*EXERCISE BRIEF*: In the listing below, find every line containing "контролю" and copy it out.

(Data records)
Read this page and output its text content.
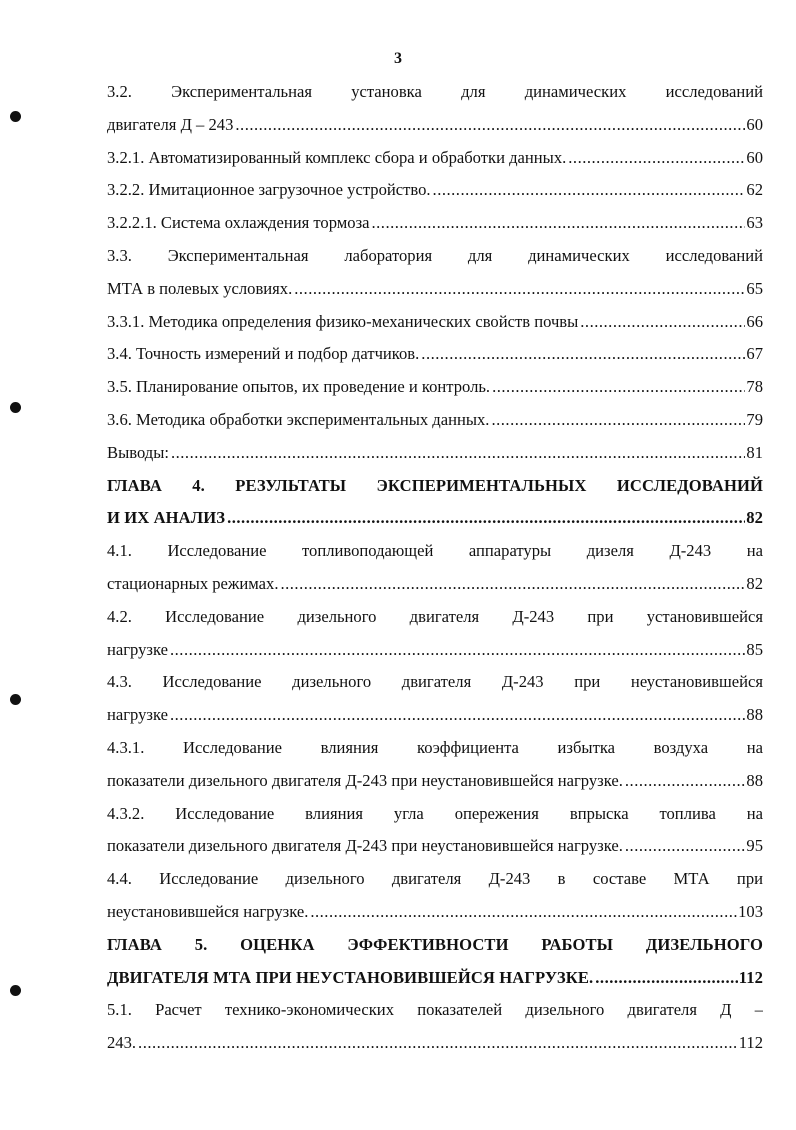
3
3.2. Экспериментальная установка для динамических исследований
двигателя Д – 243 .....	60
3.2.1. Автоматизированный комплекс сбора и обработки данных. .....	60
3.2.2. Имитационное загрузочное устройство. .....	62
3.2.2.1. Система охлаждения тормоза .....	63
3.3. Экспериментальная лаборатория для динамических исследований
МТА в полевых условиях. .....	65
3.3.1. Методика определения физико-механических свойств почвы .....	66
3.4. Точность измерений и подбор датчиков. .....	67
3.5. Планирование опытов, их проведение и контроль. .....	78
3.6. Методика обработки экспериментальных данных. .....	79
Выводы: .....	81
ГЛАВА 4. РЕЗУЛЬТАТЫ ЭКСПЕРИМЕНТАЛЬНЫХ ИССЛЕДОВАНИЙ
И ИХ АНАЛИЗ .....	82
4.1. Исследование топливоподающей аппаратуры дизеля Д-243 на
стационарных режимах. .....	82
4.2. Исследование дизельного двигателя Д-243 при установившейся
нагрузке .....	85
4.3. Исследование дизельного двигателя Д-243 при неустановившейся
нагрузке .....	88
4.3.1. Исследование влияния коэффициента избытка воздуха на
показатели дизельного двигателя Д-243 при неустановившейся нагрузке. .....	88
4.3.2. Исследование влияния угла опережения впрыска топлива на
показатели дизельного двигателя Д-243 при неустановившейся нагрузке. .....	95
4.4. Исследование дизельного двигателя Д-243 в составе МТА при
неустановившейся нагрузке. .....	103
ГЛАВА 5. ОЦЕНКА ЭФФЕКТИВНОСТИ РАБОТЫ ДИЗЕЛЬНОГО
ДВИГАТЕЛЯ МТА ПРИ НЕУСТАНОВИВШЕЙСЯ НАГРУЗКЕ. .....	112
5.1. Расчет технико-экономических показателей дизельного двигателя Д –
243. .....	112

--

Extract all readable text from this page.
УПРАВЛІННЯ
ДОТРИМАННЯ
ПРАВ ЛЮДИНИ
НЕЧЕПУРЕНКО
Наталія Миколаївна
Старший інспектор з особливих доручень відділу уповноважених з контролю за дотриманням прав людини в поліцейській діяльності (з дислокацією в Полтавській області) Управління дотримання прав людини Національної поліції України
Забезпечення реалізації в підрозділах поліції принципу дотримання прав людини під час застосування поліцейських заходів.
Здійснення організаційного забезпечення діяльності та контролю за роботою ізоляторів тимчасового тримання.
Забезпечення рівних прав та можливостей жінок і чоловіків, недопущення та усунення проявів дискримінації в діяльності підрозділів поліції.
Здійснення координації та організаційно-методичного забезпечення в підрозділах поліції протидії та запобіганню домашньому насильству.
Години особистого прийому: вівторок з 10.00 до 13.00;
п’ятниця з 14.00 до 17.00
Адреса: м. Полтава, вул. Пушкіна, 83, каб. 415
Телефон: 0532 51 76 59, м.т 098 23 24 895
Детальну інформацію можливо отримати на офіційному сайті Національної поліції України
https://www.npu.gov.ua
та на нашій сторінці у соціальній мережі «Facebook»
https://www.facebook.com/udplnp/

*RESPONSE TO THE EXERCISE*:
Старший інспектор з особливих доручень відділу уповноважених з контролю за дотриманням прав людини в поліцейській діяльності (з дислокацією в Полтавській області) Управління дотримання прав людини Національної поліції України
Здійснення організаційного забезпечення діяльності та контролю за роботою ізоляторів тимчасового тримання.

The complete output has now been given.